**Listing**
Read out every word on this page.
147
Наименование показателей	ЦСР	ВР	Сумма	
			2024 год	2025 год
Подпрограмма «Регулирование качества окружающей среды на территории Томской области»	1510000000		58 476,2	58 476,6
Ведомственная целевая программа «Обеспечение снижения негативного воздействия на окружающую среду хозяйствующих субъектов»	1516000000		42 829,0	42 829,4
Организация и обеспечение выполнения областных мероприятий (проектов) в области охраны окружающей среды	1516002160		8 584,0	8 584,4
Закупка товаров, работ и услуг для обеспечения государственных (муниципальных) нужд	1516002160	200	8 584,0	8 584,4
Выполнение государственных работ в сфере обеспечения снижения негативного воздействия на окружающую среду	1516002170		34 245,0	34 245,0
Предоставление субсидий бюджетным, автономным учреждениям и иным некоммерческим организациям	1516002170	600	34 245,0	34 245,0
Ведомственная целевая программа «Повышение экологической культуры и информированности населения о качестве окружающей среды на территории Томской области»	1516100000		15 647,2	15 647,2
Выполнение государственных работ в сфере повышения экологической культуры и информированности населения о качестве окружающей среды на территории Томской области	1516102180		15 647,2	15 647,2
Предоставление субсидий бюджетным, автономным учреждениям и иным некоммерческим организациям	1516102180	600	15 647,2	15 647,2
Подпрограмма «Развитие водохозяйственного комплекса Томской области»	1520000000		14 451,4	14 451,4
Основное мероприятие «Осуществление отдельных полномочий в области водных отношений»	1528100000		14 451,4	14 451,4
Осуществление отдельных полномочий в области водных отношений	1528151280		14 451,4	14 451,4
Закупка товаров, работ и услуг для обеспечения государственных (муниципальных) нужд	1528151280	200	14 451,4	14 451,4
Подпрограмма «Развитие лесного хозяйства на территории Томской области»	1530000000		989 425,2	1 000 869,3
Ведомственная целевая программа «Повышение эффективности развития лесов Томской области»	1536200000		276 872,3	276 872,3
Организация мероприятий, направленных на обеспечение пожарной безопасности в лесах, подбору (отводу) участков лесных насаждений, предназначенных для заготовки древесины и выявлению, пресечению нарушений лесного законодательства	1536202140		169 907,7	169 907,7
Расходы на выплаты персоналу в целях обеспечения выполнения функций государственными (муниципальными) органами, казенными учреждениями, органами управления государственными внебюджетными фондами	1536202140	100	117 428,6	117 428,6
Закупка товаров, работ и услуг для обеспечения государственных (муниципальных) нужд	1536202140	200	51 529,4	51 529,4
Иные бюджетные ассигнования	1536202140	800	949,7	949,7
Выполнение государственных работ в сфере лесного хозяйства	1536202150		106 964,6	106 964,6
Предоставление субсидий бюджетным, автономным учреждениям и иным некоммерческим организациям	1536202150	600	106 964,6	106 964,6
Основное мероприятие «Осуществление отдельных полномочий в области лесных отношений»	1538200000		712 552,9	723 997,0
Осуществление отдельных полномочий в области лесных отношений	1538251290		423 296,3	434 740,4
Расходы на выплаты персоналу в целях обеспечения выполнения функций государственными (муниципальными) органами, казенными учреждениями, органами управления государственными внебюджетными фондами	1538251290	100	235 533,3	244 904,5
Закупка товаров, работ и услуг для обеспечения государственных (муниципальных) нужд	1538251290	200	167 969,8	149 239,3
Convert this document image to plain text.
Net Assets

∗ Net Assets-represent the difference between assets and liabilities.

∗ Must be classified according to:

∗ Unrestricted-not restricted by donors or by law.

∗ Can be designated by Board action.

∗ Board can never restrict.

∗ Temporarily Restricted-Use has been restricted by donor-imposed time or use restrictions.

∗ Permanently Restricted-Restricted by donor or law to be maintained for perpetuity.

**Requirements**
Lines that hold "товаров" are the ones to copy; find all of them.

**Exercise solution**
Закупка товаров, работ и услуг для обеспечения государственных (муниципальных) нужд	1516002160	200	8 584,0	8 584,4
Закупка товаров, работ и услуг для обеспечения государственных (муниципальных) нужд	1528151280	200	14 451,4	14 451,4
Закупка товаров, работ и услуг для обеспечения государственных (муниципальных) нужд	1536202140	200	51 529,4	51 529,4
Закупка товаров, работ и услуг для обеспечения государственных (муниципальных) нужд	1538251290	200	167 969,8	149 239,3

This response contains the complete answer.